── Data supplied
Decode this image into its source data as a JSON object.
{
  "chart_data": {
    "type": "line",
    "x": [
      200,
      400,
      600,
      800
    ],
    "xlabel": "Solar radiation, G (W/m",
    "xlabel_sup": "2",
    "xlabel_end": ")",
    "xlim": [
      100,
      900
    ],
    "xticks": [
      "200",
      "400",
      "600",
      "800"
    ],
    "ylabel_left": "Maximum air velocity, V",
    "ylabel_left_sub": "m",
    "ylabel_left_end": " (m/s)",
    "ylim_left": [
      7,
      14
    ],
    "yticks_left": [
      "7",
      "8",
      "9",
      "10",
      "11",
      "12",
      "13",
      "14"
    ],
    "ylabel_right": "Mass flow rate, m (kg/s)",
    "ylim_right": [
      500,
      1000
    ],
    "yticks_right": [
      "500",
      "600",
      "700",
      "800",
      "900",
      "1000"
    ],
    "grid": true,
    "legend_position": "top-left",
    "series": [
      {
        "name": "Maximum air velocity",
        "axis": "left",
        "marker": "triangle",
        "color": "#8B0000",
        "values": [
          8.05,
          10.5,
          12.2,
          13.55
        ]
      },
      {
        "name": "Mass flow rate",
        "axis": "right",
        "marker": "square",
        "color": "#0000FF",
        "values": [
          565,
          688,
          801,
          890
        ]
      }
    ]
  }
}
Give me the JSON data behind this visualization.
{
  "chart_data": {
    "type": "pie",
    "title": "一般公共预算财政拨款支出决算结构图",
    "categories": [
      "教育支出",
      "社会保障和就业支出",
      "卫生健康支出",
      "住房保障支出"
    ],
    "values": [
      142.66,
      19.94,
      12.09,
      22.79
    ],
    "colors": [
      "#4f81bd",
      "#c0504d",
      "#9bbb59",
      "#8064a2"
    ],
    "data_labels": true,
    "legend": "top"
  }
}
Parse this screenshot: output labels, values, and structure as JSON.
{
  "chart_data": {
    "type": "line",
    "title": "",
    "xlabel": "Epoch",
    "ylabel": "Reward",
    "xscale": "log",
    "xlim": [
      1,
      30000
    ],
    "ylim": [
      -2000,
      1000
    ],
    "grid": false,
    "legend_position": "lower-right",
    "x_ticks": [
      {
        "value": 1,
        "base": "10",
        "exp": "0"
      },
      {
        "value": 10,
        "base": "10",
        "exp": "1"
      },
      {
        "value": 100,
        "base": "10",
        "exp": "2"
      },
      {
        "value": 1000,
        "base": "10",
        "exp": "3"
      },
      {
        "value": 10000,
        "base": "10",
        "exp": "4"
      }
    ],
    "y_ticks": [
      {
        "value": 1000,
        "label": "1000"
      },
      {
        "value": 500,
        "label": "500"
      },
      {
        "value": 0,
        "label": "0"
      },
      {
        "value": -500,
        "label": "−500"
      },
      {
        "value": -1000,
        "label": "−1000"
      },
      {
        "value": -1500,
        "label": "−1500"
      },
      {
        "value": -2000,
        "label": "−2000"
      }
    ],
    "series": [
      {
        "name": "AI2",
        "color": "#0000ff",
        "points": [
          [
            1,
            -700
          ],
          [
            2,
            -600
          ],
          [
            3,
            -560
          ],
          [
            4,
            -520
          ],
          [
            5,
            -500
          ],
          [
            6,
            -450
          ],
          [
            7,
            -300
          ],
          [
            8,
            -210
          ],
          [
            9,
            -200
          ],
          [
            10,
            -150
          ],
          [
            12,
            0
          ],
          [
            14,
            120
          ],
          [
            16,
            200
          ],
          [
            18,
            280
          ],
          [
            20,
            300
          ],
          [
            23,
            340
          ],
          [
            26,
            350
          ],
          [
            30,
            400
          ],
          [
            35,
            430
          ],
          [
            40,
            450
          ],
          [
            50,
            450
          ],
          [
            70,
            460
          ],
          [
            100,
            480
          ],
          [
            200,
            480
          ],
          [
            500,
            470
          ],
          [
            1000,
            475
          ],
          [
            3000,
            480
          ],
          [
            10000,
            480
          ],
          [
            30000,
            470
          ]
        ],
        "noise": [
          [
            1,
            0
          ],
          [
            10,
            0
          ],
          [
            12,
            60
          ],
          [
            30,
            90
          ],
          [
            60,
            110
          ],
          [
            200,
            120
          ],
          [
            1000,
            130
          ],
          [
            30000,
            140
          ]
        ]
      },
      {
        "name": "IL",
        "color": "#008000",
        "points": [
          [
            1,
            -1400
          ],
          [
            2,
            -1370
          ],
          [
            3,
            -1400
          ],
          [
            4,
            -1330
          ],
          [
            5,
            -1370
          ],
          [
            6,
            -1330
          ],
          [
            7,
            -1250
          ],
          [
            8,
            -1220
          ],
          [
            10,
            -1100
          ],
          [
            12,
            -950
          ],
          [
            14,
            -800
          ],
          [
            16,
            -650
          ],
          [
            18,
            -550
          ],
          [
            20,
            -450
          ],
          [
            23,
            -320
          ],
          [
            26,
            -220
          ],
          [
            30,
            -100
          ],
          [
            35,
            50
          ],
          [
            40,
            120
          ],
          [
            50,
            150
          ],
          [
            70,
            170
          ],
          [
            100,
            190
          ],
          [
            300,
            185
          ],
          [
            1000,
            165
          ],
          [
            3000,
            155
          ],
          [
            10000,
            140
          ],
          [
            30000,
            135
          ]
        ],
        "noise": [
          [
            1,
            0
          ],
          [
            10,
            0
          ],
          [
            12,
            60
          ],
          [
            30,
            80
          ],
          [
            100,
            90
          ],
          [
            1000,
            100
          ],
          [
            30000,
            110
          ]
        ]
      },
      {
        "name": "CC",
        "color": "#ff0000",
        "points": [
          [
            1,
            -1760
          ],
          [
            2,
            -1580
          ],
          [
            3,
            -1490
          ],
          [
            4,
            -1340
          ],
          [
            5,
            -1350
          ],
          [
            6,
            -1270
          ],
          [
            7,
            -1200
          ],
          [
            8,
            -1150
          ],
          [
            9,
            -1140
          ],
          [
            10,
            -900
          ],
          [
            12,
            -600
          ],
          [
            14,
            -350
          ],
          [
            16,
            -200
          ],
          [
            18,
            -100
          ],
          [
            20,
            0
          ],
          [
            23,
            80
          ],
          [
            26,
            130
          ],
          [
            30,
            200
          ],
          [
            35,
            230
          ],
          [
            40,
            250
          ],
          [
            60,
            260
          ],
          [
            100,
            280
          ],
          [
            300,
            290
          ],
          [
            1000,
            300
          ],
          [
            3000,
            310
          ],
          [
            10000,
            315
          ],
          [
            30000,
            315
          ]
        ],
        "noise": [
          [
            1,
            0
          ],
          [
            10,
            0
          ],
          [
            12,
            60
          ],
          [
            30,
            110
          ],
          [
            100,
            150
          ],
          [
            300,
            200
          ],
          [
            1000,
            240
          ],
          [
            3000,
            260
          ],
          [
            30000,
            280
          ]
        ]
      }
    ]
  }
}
────
## Exercise goal
Copy each line of the listing in which the word "name" can be found.

## Result of this task
        "name": "Maximum air velocity",
        "name": "Mass flow rate",
        "name": "AI2",
        "name": "IL",
        "name": "CC",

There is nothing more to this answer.